> Set exercise
From the records, pick out and copy each line containing "Legal".

> Records supplied
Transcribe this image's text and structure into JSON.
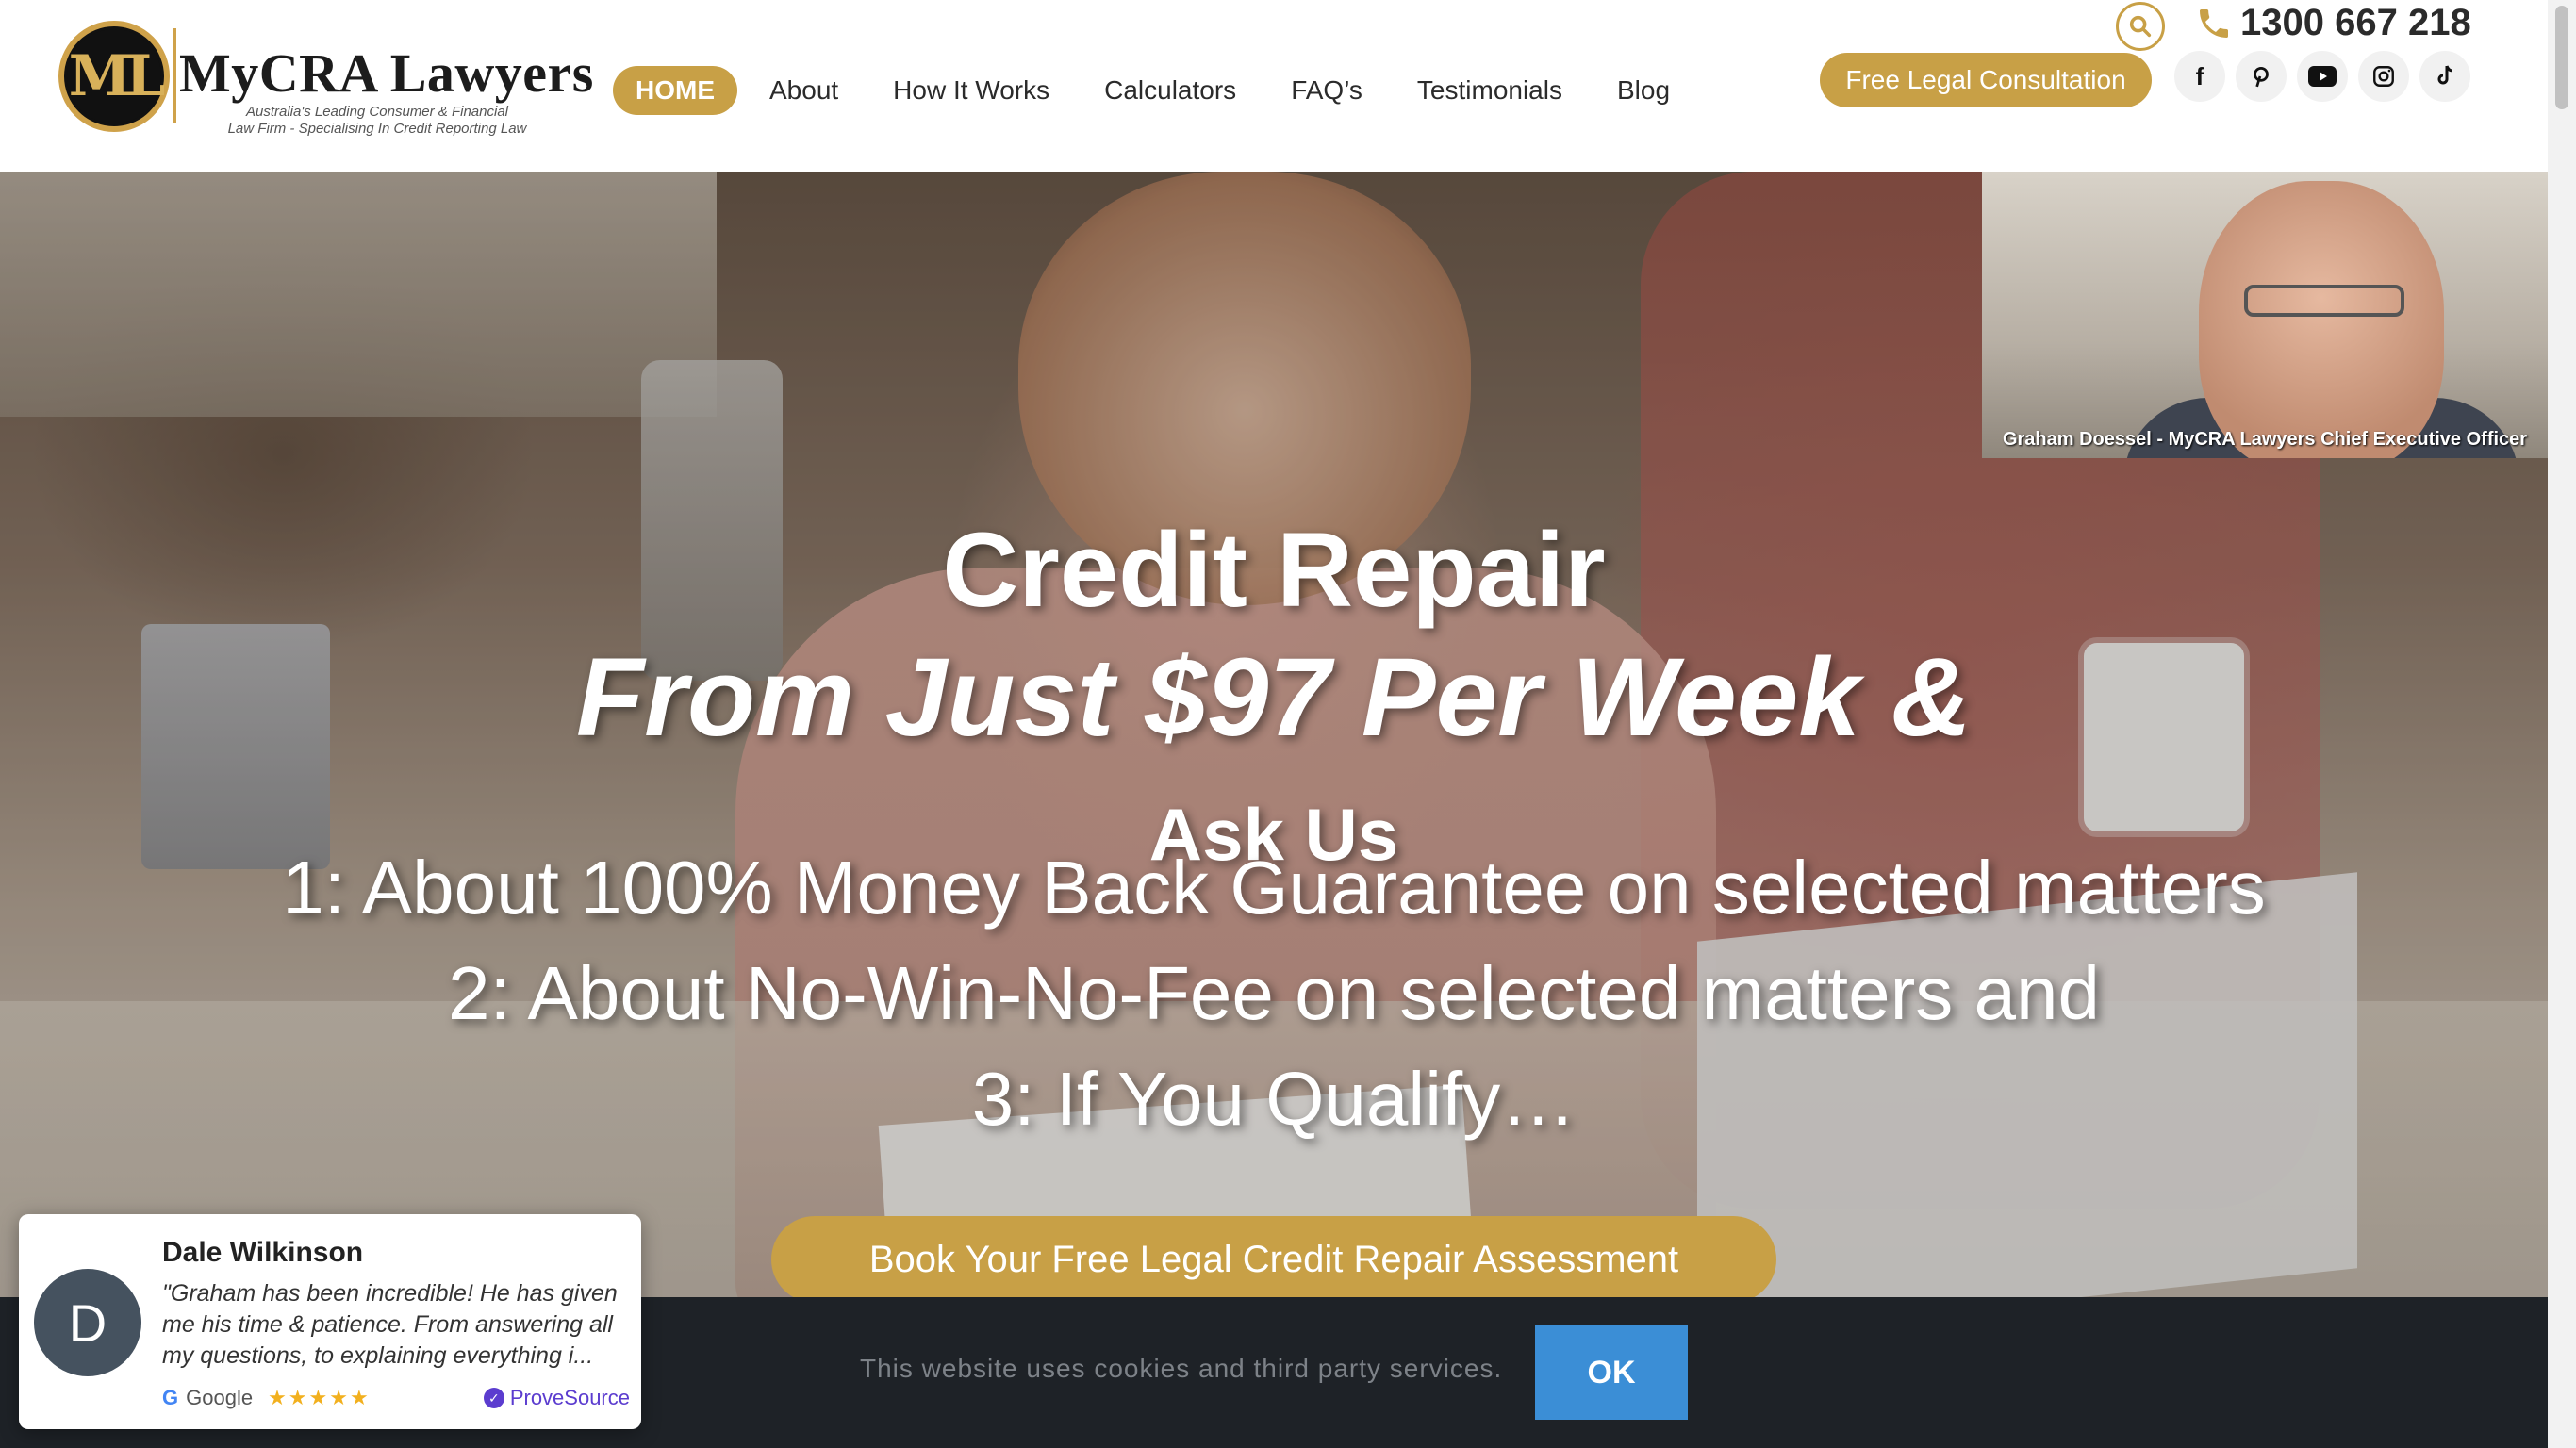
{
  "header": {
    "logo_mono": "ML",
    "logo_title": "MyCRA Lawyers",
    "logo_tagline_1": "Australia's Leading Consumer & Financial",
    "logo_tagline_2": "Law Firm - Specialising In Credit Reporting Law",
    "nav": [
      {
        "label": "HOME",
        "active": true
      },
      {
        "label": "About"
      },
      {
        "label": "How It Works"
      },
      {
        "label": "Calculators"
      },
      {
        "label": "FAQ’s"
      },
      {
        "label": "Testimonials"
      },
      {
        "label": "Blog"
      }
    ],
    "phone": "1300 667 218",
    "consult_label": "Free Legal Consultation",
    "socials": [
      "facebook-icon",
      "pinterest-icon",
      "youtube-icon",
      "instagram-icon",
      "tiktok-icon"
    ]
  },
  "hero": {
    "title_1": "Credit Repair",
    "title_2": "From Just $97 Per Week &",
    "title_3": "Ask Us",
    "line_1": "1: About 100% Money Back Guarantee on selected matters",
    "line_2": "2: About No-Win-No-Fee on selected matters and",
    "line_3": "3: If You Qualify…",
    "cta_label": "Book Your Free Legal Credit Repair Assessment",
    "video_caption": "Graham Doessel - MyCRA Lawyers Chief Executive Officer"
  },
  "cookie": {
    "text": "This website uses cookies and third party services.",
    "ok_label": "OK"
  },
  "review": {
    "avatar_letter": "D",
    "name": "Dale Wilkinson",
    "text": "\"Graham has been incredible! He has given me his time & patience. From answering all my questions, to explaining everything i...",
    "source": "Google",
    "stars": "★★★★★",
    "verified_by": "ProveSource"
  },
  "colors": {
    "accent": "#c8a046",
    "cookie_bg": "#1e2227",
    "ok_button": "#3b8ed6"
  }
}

> Exercise output
    "consult_label": "Free Legal Consultation",
    "cta_label": "Book Your Free Legal Credit Repair Assessment",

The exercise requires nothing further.